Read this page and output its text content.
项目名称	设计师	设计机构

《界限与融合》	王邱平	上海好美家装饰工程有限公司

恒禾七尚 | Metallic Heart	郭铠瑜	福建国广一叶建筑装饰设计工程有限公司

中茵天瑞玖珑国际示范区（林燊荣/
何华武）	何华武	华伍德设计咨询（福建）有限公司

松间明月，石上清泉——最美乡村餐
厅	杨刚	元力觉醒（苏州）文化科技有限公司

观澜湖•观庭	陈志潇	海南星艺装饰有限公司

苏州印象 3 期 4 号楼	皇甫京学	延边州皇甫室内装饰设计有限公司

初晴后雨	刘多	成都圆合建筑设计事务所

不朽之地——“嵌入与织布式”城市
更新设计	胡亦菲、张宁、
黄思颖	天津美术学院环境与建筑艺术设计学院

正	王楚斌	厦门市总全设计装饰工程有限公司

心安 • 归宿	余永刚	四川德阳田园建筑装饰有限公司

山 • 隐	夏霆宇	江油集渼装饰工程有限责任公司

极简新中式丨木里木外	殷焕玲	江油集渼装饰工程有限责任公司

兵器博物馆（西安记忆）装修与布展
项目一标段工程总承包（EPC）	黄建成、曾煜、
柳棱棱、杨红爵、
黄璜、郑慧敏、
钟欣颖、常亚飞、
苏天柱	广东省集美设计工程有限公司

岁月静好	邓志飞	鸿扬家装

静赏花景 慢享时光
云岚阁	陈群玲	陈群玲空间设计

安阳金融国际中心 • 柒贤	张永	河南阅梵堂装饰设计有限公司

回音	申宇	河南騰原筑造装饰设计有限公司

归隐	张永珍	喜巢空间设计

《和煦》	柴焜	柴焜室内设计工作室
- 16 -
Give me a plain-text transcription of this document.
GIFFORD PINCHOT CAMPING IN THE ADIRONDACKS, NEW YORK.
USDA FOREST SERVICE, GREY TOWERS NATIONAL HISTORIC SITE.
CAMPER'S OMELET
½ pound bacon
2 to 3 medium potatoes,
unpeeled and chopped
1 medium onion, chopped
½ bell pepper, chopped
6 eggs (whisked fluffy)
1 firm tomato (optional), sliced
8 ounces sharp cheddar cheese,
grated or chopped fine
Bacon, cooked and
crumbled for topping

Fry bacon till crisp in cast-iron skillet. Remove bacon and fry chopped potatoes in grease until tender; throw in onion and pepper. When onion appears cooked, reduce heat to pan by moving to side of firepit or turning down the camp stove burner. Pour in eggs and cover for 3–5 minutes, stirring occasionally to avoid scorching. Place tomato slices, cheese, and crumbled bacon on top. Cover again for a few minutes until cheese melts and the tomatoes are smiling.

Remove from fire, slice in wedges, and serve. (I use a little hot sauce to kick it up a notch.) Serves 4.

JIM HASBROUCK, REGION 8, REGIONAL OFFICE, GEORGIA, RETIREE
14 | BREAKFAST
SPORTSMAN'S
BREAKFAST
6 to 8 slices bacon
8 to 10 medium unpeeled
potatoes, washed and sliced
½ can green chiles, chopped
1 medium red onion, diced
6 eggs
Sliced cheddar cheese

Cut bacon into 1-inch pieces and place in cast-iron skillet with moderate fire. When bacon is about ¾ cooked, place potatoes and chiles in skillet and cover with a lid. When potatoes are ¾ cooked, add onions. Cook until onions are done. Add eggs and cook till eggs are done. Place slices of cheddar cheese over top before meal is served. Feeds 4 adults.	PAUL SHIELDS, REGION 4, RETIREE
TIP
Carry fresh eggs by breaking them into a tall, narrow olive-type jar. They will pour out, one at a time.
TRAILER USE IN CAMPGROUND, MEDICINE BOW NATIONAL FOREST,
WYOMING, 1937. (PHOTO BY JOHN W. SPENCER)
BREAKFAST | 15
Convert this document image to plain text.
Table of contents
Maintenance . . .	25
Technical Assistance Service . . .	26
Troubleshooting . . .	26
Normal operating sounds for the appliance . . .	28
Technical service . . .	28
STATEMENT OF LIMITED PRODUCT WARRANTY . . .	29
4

________________________________________

Within the material above, find the lines that contain the word "cheddar"; copy them.

8 ounces sharp cheddar cheese,
Sliced cheddar cheese
Cut bacon into 1-inch pieces and place in cast-iron skillet with moderate fire. When bacon is about ¾ cooked, place potatoes and chiles in skillet and cover with a lid. When potatoes are ¾ cooked, add onions. Cook until onions are done. Add eggs and cook till eggs are done. Place slices of cheddar cheese over top before meal is served. Feeds 4 adults.	PAUL SHIELDS, REGION 4, RETIREE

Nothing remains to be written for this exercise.